> **Task prompt**: Return each record shown below exactly, with none omitted.

____ The data

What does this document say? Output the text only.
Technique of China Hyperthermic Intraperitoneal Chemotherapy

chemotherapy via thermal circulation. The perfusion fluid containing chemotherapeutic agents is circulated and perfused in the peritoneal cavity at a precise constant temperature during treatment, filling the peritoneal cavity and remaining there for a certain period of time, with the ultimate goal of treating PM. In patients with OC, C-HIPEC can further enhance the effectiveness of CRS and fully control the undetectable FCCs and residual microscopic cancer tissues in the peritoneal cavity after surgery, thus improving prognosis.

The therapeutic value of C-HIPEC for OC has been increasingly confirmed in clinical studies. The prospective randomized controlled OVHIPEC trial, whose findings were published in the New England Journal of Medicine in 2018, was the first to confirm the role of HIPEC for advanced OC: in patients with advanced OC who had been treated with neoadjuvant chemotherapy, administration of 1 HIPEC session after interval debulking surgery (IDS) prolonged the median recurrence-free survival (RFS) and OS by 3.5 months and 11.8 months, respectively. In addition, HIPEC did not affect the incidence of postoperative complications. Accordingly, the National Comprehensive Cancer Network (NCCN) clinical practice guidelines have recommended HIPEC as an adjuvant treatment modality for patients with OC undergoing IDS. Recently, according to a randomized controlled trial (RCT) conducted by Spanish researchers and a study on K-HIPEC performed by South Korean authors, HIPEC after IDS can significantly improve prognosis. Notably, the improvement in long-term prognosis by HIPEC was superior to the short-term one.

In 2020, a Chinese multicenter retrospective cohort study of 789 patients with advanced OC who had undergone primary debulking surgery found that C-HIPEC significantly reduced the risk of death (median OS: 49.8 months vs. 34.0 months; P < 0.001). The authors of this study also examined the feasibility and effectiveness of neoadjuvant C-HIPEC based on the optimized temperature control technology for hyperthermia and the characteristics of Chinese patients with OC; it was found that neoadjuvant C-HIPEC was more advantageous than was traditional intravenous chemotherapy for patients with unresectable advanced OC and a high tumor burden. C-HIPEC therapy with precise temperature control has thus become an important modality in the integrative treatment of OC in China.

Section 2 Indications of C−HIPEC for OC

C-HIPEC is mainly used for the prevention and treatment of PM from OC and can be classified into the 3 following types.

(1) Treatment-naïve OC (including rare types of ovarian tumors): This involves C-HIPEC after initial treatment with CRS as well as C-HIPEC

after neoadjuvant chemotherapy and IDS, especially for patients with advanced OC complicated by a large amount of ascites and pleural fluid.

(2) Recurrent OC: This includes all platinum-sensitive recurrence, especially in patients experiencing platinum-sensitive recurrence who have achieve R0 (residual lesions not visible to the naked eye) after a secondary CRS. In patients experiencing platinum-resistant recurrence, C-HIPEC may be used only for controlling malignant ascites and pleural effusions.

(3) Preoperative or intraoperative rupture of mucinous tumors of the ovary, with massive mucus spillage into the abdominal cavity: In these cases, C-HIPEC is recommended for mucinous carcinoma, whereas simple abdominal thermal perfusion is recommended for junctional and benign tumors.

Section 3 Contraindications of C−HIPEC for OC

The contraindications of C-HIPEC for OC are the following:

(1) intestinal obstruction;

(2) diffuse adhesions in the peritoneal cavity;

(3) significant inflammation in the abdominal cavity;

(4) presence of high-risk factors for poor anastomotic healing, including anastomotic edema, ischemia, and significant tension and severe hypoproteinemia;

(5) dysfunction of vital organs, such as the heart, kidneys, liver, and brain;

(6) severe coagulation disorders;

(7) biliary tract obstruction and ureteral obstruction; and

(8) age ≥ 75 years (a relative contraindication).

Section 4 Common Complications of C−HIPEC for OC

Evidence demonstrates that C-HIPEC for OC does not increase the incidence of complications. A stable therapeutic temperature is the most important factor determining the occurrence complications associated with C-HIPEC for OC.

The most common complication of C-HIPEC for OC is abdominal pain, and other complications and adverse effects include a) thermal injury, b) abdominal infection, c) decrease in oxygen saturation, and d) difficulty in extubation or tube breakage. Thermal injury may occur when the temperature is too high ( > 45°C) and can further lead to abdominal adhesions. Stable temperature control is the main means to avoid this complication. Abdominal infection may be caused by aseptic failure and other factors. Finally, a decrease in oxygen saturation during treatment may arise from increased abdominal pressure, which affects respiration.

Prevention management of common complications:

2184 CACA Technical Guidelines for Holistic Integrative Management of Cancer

________

> **Response area**:
What does this document say? Output the text only.
Technique of China Hyperthermic Intraperitoneal Chemotherapy

chemotherapy via thermal circulation. The perfusion fluid containing chemotherapeutic agents is circulated and perfused in the peritoneal cavity at a precise constant temperature during treatment, filling the peritoneal cavity and remaining there for a certain period of time, with the ultimate goal of treating PM. In patients with OC, C-HIPEC can further enhance the effectiveness of CRS and fully control the undetectable FCCs and residual microscopic cancer tissues in the peritoneal cavity after surgery, thus improving prognosis.

The therapeutic value of C-HIPEC for OC has been increasingly confirmed in clinical studies. The prospective randomized controlled OVHIPEC trial, whose findings were published in the New England Journal of Medicine in 2018, was the first to confirm the role of HIPEC for advanced OC: in patients with advanced OC who had been treated with neoadjuvant chemotherapy, administration of 1 HIPEC session after interval debulking surgery (IDS) prolonged the median recurrence-free survival (RFS) and OS by 3.5 months and 11.8 months, respectively. In addition, HIPEC did not affect the incidence of postoperative complications. Accordingly, the National Comprehensive Cancer Network (NCCN) clinical practice guidelines have recommended HIPEC as an adjuvant treatment modality for patients with OC undergoing IDS. Recently, according to a randomized controlled trial (RCT) conducted by Spanish researchers and a study on K-HIPEC performed by South Korean authors, HIPEC after IDS can significantly improve prognosis. Notably, the improvement in long-term prognosis by HIPEC was superior to the short-term one.

In 2020, a Chinese multicenter retrospective cohort study of 789 patients with advanced OC who had undergone primary debulking surgery found that C-HIPEC significantly reduced the risk of death (median OS: 49.8 months vs. 34.0 months; P < 0.001). The authors of this study also examined the feasibility and effectiveness of neoadjuvant C-HIPEC based on the optimized temperature control technology for hyperthermia and the characteristics of Chinese patients with OC; it was found that neoadjuvant C-HIPEC was more advantageous than was traditional intravenous chemotherapy for patients with unresectable advanced OC and a high tumor burden. C-HIPEC therapy with precise temperature control has thus become an important modality in the integrative treatment of OC in China.

Section 2 Indications of C−HIPEC for OC

C-HIPEC is mainly used for the prevention and treatment of PM from OC and can be classified into the 3 following types.

(1) Treatment-naïve OC (including rare types of ovarian tumors): This involves C-HIPEC after initial treatment with CRS as well as C-HIPEC

after neoadjuvant chemotherapy and IDS, especially for patients with advanced OC complicated by a large amount of ascites and pleural fluid.

(2) Recurrent OC: This includes all platinum-sensitive recurrence, especially in patients experiencing platinum-sensitive recurrence who have achieve R0 (residual lesions not visible to the naked eye) after a secondary CRS. In patients experiencing platinum-resistant recurrence, C-HIPEC may be used only for controlling malignant ascites and pleural effusions.

(3) Preoperative or intraoperative rupture of mucinous tumors of the ovary, with massive mucus spillage into the abdominal cavity: In these cases, C-HIPEC is recommended for mucinous carcinoma, whereas simple abdominal thermal perfusion is recommended for junctional and benign tumors.

Section 3 Contraindications of C−HIPEC for OC

The contraindications of C-HIPEC for OC are the following:

(1) intestinal obstruction;

(2) diffuse adhesions in the peritoneal cavity;

(3) significant inflammation in the abdominal cavity;

(4) presence of high-risk factors for poor anastomotic healing, including anastomotic edema, ischemia, and significant tension and severe hypoproteinemia;

(5) dysfunction of vital organs, such as the heart, kidneys, liver, and brain;

(6) severe coagulation disorders;

(7) biliary tract obstruction and ureteral obstruction; and

(8) age ≥ 75 years (a relative contraindication).

Section 4 Common Complications of C−HIPEC for OC

Evidence demonstrates that C-HIPEC for OC does not increase the incidence of complications. A stable therapeutic temperature is the most important factor determining the occurrence complications associated with C-HIPEC for OC.

The most common complication of C-HIPEC for OC is abdominal pain, and other complications and adverse effects include a) thermal injury, b) abdominal infection, c) decrease in oxygen saturation, and d) difficulty in extubation or tube breakage. Thermal injury may occur when the temperature is too high ( > 45°C) and can further lead to abdominal adhesions. Stable temperature control is the main means to avoid this complication. Abdominal infection may be caused by aseptic failure and other factors. Finally, a decrease in oxygen saturation during treatment may arise from increased abdominal pressure, which affects respiration.

Prevention management of common complications:

2184 CACA Technical Guidelines for Holistic Integrative Management of Cancer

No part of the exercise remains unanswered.